◆ **REQUEST**:
Show each line from the listing that includes the word "object".

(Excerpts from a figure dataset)
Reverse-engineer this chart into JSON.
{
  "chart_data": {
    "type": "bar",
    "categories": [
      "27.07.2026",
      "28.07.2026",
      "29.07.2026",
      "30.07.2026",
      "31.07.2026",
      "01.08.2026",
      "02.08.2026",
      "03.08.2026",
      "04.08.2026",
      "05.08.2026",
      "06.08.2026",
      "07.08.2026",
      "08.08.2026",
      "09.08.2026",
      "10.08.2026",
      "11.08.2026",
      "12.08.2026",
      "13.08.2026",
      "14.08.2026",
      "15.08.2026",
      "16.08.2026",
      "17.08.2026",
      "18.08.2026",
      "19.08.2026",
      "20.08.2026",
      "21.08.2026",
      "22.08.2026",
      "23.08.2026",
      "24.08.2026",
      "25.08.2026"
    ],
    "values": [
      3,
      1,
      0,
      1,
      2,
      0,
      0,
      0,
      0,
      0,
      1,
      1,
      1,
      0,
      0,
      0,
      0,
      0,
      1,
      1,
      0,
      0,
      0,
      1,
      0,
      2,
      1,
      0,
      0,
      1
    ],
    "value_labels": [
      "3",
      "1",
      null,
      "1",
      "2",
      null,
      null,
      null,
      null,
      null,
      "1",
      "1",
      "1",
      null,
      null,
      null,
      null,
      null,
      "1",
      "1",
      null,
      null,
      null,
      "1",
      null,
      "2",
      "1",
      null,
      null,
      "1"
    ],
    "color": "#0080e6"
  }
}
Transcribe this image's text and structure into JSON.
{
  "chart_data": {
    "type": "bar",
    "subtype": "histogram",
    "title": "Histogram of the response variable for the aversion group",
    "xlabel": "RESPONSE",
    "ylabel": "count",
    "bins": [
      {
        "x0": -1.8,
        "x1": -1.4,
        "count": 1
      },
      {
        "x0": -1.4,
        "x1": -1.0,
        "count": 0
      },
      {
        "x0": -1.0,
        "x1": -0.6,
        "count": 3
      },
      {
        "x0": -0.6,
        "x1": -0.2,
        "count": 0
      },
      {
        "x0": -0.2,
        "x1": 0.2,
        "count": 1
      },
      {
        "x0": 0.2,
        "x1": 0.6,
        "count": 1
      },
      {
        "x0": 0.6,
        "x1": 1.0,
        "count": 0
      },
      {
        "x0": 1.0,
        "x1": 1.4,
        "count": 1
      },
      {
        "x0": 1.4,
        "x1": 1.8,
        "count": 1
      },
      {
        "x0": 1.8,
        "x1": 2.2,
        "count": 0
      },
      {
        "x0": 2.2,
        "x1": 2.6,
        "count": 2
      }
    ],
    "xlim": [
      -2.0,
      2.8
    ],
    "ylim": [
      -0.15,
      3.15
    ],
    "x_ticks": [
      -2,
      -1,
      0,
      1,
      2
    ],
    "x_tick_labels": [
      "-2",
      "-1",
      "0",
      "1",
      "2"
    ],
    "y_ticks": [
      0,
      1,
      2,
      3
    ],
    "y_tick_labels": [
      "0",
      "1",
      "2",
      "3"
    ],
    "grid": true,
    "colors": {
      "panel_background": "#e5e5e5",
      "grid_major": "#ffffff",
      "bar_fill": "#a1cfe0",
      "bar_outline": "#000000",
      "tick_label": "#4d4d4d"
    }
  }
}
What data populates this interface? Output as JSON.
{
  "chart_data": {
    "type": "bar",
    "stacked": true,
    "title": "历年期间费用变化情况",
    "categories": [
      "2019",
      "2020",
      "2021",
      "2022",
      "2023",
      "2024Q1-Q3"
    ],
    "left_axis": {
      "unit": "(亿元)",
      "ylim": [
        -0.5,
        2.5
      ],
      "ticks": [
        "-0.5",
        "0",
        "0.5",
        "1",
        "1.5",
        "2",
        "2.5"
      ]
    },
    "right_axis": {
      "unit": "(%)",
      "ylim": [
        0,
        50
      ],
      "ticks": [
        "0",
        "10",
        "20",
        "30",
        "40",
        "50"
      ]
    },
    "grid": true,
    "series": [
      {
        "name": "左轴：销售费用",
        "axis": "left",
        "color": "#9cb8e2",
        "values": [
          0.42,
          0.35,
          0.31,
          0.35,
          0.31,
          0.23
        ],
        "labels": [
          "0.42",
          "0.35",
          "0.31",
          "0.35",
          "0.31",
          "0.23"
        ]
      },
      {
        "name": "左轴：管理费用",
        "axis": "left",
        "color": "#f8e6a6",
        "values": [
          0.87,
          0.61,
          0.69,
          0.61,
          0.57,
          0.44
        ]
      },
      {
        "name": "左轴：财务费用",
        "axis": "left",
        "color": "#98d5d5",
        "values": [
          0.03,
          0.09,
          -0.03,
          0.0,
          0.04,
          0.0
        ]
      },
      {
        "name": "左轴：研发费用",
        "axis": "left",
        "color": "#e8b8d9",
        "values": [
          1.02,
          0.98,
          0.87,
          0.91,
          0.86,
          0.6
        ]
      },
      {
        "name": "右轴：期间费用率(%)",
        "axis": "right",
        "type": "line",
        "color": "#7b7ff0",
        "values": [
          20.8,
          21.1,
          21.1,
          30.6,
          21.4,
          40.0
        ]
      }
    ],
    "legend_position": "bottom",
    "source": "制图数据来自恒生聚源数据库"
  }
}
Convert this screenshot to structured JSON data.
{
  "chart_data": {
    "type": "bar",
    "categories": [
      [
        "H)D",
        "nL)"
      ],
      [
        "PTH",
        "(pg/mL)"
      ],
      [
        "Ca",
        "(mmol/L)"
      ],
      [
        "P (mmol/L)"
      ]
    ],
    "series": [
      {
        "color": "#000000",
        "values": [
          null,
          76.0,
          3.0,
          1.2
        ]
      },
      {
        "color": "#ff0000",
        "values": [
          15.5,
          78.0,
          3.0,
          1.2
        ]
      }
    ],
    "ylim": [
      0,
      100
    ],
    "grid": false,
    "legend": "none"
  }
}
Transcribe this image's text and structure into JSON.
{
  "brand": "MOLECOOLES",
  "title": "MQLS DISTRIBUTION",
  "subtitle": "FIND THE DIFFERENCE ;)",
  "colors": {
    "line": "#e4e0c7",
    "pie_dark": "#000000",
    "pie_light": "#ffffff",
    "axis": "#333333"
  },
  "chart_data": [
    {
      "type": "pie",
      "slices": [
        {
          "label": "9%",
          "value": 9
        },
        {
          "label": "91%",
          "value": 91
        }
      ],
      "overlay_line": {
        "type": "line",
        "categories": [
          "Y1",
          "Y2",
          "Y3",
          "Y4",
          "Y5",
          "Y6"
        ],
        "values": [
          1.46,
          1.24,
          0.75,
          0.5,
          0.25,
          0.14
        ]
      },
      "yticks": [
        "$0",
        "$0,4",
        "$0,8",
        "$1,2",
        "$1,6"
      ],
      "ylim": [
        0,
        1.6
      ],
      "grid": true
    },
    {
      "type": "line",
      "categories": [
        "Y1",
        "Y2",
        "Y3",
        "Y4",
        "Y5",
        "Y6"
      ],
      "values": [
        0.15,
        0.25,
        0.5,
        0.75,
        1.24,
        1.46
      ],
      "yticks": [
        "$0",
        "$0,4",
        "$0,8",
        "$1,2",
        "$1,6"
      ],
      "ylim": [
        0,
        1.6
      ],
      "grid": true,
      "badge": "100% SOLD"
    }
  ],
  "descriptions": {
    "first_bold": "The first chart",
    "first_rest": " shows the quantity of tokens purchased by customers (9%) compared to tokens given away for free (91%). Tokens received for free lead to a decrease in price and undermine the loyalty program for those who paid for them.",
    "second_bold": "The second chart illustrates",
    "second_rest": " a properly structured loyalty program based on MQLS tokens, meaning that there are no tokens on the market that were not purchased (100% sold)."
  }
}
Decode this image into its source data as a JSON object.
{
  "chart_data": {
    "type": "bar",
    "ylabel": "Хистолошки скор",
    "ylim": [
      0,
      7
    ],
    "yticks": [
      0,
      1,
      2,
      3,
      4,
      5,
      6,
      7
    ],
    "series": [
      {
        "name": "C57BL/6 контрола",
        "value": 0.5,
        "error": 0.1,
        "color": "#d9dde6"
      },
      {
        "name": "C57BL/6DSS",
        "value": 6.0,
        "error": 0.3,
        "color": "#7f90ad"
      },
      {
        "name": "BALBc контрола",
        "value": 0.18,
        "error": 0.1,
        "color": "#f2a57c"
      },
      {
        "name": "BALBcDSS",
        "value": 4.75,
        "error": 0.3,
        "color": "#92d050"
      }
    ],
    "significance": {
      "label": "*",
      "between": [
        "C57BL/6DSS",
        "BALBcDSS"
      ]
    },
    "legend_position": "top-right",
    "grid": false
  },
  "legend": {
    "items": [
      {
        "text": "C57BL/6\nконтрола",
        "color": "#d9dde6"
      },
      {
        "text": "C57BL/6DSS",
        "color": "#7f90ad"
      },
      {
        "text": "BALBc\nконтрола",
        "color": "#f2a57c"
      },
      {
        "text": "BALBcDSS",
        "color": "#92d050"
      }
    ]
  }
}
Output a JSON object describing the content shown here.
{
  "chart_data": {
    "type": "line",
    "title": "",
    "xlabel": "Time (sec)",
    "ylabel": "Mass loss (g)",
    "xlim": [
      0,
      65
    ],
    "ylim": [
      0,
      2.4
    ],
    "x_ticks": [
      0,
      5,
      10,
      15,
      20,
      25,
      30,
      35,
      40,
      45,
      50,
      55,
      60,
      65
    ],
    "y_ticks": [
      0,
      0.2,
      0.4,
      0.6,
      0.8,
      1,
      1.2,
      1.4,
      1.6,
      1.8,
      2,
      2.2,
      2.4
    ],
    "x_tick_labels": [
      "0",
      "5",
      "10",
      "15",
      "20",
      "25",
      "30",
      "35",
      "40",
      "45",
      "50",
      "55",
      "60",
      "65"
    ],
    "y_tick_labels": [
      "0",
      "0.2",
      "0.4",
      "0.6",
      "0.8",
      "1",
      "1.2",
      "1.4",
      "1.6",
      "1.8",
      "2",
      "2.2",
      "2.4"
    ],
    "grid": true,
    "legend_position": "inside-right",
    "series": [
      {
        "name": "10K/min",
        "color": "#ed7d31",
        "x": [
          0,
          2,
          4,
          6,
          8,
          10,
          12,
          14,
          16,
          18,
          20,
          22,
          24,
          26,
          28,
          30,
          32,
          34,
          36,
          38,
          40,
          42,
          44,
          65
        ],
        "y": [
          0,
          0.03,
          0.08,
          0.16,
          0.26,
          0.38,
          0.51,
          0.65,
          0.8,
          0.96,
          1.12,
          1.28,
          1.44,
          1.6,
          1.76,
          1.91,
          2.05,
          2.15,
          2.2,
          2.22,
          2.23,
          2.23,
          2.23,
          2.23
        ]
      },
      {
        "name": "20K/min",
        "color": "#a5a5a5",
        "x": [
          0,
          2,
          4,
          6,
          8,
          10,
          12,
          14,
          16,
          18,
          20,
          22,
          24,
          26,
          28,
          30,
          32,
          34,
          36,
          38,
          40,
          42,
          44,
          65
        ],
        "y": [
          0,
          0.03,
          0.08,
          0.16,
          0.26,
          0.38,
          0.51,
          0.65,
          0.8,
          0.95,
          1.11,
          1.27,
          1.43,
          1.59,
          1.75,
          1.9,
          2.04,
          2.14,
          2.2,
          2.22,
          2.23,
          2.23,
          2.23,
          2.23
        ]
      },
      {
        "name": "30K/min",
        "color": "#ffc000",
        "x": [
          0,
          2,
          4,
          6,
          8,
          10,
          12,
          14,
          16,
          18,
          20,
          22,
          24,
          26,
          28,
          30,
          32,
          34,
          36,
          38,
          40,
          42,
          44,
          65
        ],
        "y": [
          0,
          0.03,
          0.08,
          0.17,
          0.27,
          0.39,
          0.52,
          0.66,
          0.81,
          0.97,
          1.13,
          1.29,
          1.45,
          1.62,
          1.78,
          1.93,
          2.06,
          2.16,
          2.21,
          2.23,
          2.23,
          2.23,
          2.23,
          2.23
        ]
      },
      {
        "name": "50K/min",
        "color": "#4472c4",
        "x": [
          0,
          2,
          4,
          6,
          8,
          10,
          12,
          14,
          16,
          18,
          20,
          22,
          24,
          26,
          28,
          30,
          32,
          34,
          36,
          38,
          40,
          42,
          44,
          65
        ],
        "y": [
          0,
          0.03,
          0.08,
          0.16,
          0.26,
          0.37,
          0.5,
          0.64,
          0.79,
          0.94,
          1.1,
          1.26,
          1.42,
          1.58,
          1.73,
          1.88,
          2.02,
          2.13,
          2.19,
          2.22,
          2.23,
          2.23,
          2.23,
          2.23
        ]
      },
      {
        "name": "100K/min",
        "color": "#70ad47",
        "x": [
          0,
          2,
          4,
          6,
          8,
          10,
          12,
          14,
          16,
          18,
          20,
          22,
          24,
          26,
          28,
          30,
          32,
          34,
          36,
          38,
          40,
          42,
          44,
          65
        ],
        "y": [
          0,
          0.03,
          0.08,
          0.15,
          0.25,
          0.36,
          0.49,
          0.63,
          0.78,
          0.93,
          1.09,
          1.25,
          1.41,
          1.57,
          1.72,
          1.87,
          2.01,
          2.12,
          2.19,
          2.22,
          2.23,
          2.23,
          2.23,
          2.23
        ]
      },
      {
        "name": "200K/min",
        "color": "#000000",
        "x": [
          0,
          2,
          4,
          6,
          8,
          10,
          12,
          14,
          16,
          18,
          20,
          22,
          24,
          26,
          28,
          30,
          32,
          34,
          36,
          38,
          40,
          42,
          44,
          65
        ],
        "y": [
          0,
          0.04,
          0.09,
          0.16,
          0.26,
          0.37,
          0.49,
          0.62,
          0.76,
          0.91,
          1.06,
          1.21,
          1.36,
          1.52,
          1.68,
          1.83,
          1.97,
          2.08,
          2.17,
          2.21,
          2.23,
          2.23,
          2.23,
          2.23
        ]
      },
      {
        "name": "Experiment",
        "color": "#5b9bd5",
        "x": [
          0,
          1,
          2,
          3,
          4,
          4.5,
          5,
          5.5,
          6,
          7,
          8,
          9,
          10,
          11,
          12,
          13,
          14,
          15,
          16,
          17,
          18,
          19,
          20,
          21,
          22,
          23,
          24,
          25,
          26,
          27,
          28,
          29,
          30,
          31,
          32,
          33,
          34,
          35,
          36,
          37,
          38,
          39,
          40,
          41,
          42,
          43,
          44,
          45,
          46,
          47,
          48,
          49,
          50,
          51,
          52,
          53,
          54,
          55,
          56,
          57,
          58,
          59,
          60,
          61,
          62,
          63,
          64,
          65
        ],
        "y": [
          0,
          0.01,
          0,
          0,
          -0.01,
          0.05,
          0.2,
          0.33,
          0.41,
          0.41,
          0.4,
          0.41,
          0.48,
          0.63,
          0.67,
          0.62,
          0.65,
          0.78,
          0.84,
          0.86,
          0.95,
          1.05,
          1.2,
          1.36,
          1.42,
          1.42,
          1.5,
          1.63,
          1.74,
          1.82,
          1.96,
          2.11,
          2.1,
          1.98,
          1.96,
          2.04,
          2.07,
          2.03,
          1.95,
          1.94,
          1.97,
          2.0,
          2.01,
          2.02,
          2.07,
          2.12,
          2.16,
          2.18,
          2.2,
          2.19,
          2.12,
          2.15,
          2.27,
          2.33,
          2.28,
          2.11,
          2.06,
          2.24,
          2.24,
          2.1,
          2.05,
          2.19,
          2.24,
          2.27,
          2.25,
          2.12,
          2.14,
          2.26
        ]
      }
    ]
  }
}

◆ **RESULT FOR THIS TASK**:
Decode this image into its source data as a JSON object.
Output a JSON object describing the content shown here.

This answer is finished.